> _WHAT THIS TASK INVOLVES_: Copy the lines below as they are; omit the images they contain.

> _RAW DATA_:
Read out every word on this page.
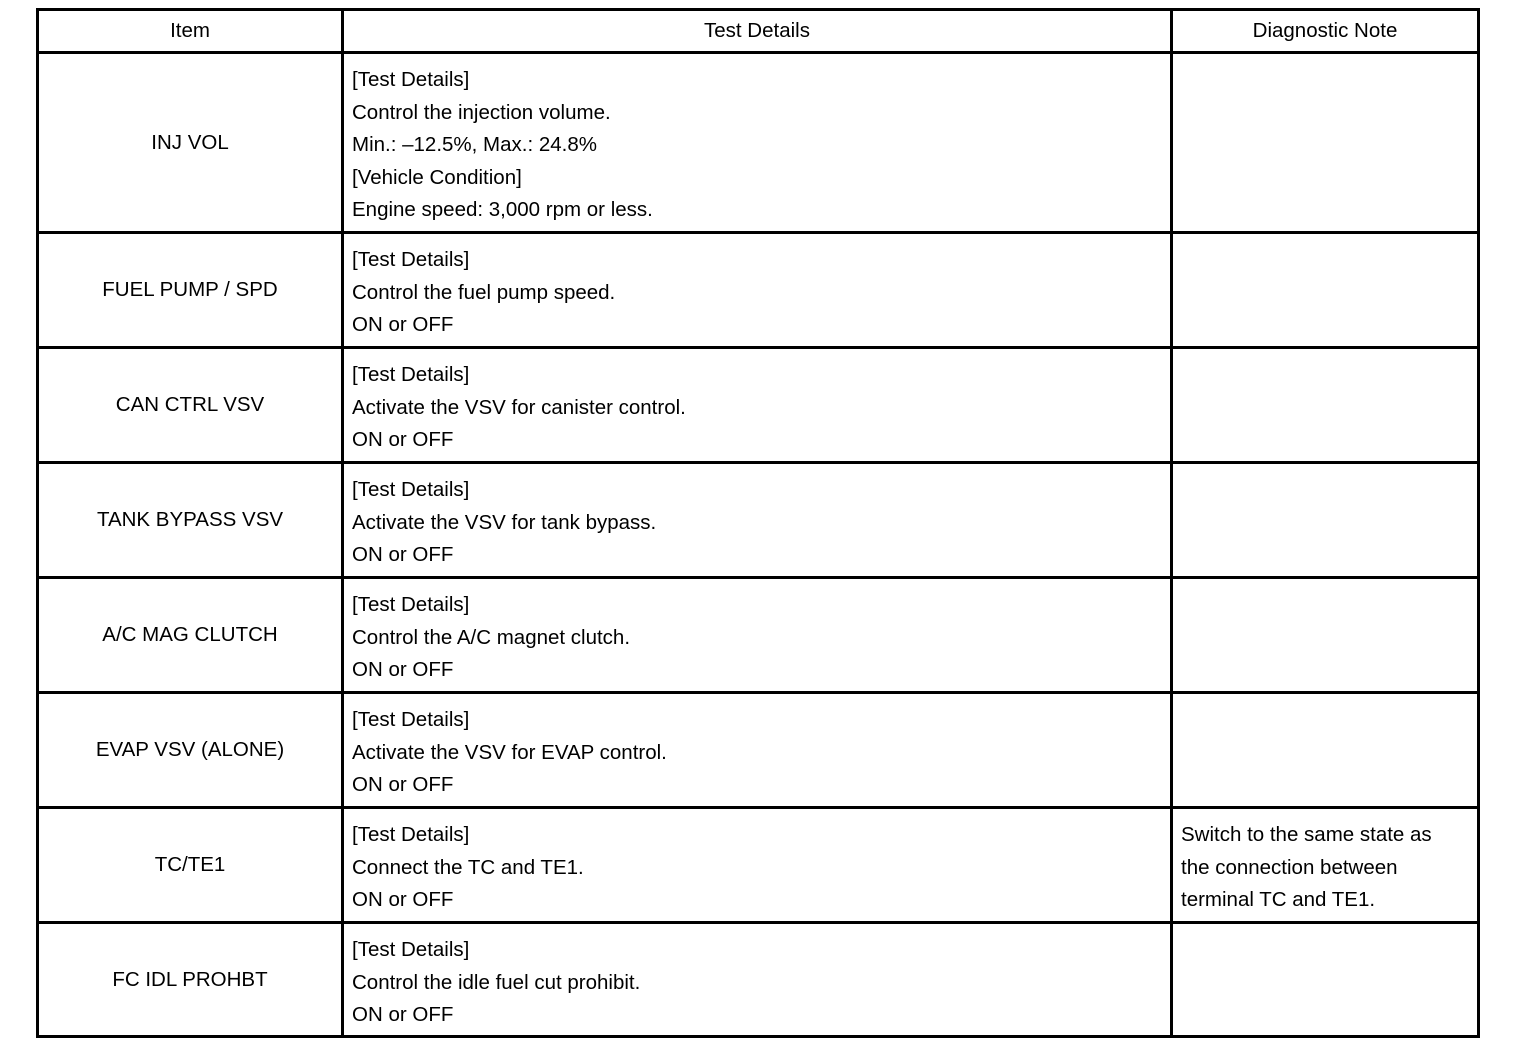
Item	Test Details	Diagnostic Note
INJ VOL	[Test Details]
Control the injection volume.
Min.: –12.5%, Max.: 24.8%
[Vehicle Condition]
Engine speed: 3,000 rpm or less.	

FUEL PUMP / SPD	[Test Details]
Control the fuel pump speed.
ON or OFF	

CAN CTRL VSV	[Test Details]
Activate the VSV for canister control.
ON or OFF	

TANK BYPASS VSV	[Test Details]
Activate the VSV for tank bypass.
ON or OFF	

A/C MAG CLUTCH	[Test Details]
Control the A/C magnet clutch.
ON or OFF	

EVAP VSV (ALONE)	[Test Details]
Activate the VSV for EVAP control.
ON or OFF	

TC/TE1	[Test Details]
Connect the TC and TE1.
ON or OFF	Switch to the same state as
the connection between
terminal TC and TE1.

FC IDL PROHBT	[Test Details]
Control the idle fuel cut prohibit.
ON or OFF	
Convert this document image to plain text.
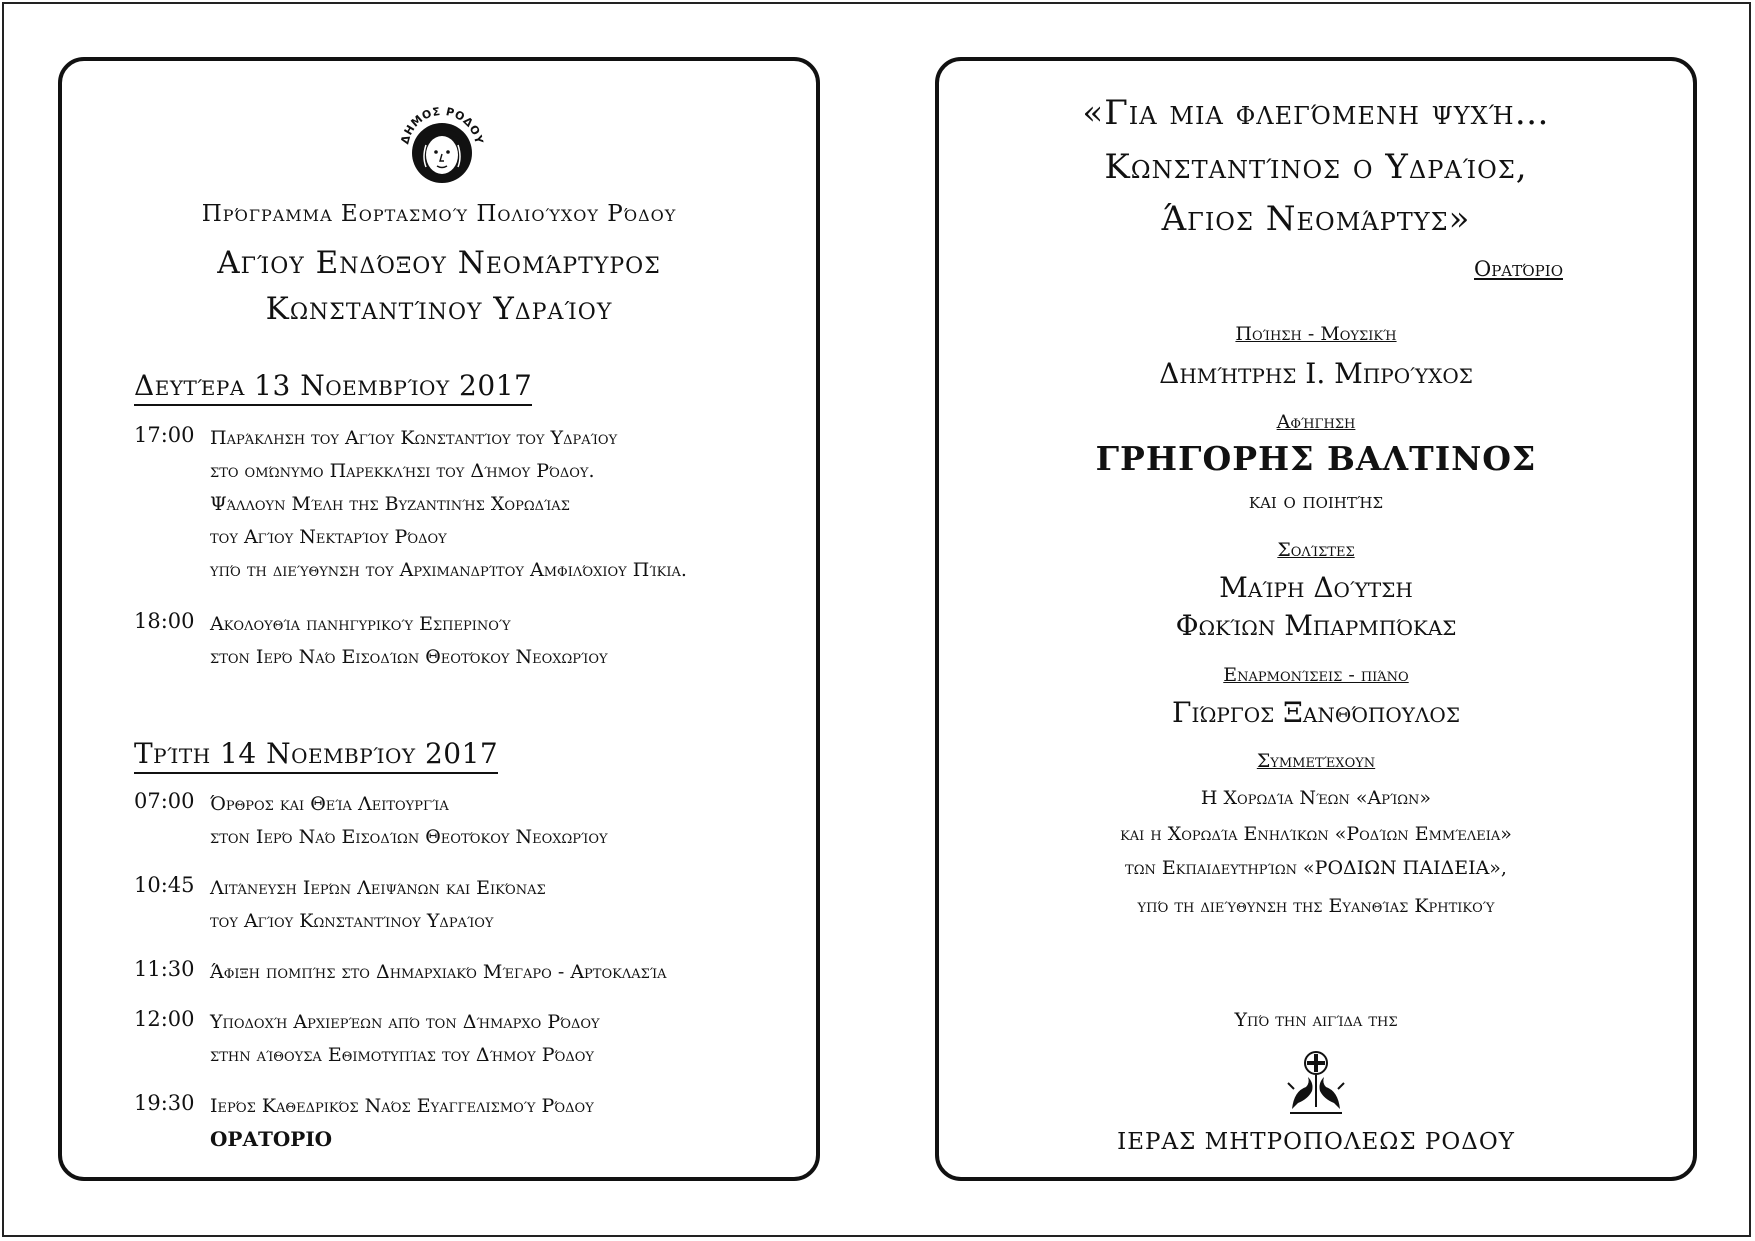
ΔΗΜΟΣ ΡΟΔΟΥ
Πρόγραμμα Εορτασμού Πολιούχου Ρόδου
Αγίου Ενδόξου Νεομάρτυρος
Κωνσταντίνου Υδραίου
Δευτέρα 13 Νοεμβρίου 2017
17:00 Παράκληση του Αγίου Κωνσταντίου του Υδραίου
στο ομώνυμο Παρεκκλήσι του Δήμου Ρόδου.
Ψάλλουν Μέλη της Βυζαντινής Χορωδίας
του Αγίου Νεκταρίου Ρόδου
υπό τη διεύθυνση του Αρχιμανδρίτου Αμφιλόχιου Πίκια.
18:00 Ακολουθία πανηγυρικού Εσπερινού
στον Ιερό Ναό Εισοδίων Θεοτόκου Νεοχωρίου
Τρίτη 14 Νοεμβρίου 2017
07:00 Όρθρος και Θεία Λειτουργία
στον Ιερό Ναό Εισοδίων Θεοτόκου Νεοχωρίου
10:45 Λιτάνευση Ιερών Λειψάνων και Εικόνας
του Αγίου Κωνσταντίνου Υδραίου
11:30 Άφιξη πομπής στο Δημαρχιακό Μέγαρο - Αρτοκλασία
12:00 Υποδοχή Αρχιερέων από τον Δήμαρχο Ρόδου
στην αίθουσα Εθιμοτυπίας του Δήμου Ρόδου
19:30 Ιερός Καθεδρικός Ναός Ευαγγελισμού Ρόδου
ΟΡΑΤΟΡΙΟ
«Για μια φλεγόμενη ψυχή…
Κωνσταντίνος ο Υδραίος,
Άγιος Νεομάρτυς»
Ορατόριο
Ποίηση - Μουσική
Δημήτρης Ι. Μπρούχος
Αφήγηση
ΓΡΗΓΟΡΗΣ ΒΑΛΤΙΝΟΣ
και ο ποιητής
Σολίστες
Μαίρη Δούτση
Φωκίων Μπαρμπόκας
Εναρμονίσεις - πιάνο
Γιώργος Ξανθόπουλος
Συμμετέχουν
Η Χορωδία Νέων «Αρίων»
και η Χορωδία Ενηλίκων «Ροδίων Εμμέλεια»
των Εκπαιδευτηρίων «ΡΟΔΙΩΝ ΠΑΙΔΕΙΑ»,
υπό τη διεύθυνση της Ευανθίας Κρητικού
Υπό την αιγίδα της
ΙΕΡΑΣ ΜΗΤΡΟΠΟΛΕΩΣ ΡΟΔΟΥ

> _IN RESPONSE_:
Read out every word on this page.
Item	Test Details	Diagnostic Note
INJ VOL	[Test Details]
Control the injection volume.
Min.: –12.5%, Max.: 24.8%
[Vehicle Condition]
Engine speed: 3,000 rpm or less.	

FUEL PUMP / SPD	[Test Details]
Control the fuel pump speed.
ON or OFF	

CAN CTRL VSV	[Test Details]
Activate the VSV for canister control.
ON or OFF	

TANK BYPASS VSV	[Test Details]
Activate the VSV for tank bypass.
ON or OFF	

A/C MAG CLUTCH	[Test Details]
Control the A/C magnet clutch.
ON or OFF	

EVAP VSV (ALONE)	[Test Details]
Activate the VSV for EVAP control.
ON or OFF	

TC/TE1	[Test Details]
Connect the TC and TE1.
ON or OFF	Switch to the same state as
the connection between
terminal TC and TE1.

FC IDL PROHBT	[Test Details]
Control the idle fuel cut prohibit.
ON or OFF	
Convert this document image to plain text.
ΔΗΜΟΣ ΡΟΔΟΥ
Πρόγραμμα Εορτασμού Πολιούχου Ρόδου
Αγίου Ενδόξου Νεομάρτυρος
Κωνσταντίνου Υδραίου
Δευτέρα 13 Νοεμβρίου 2017
17:00 Παράκληση του Αγίου Κωνσταντίου του Υδραίου
στο ομώνυμο Παρεκκλήσι του Δήμου Ρόδου.
Ψάλλουν Μέλη της Βυζαντινής Χορωδίας
του Αγίου Νεκταρίου Ρόδου
υπό τη διεύθυνση του Αρχιμανδρίτου Αμφιλόχιου Πίκια.
18:00 Ακολουθία πανηγυρικού Εσπερινού
στον Ιερό Ναό Εισοδίων Θεοτόκου Νεοχωρίου
Τρίτη 14 Νοεμβρίου 2017
07:00 Όρθρος και Θεία Λειτουργία
στον Ιερό Ναό Εισοδίων Θεοτόκου Νεοχωρίου
10:45 Λιτάνευση Ιερών Λειψάνων και Εικόνας
του Αγίου Κωνσταντίνου Υδραίου
11:30 Άφιξη πομπής στο Δημαρχιακό Μέγαρο - Αρτοκλασία
12:00 Υποδοχή Αρχιερέων από τον Δήμαρχο Ρόδου
στην αίθουσα Εθιμοτυπίας του Δήμου Ρόδου
19:30 Ιερός Καθεδρικός Ναός Ευαγγελισμού Ρόδου
ΟΡΑΤΟΡΙΟ
«Για μια φλεγόμενη ψυχή…
Κωνσταντίνος ο Υδραίος,
Άγιος Νεομάρτυς»
Ορατόριο
Ποίηση - Μουσική
Δημήτρης Ι. Μπρούχος
Αφήγηση
ΓΡΗΓΟΡΗΣ ΒΑΛΤΙΝΟΣ
και ο ποιητής
Σολίστες
Μαίρη Δούτση
Φωκίων Μπαρμπόκας
Εναρμονίσεις - πιάνο
Γιώργος Ξανθόπουλος
Συμμετέχουν
Η Χορωδία Νέων «Αρίων»
και η Χορωδία Ενηλίκων «Ροδίων Εμμέλεια»
των Εκπαιδευτηρίων «ΡΟΔΙΩΝ ΠΑΙΔΕΙΑ»,
υπό τη διεύθυνση της Ευανθίας Κρητικού
Υπό την αιγίδα της
ΙΕΡΑΣ ΜΗΤΡΟΠΟΛΕΩΣ ΡΟΔΟΥ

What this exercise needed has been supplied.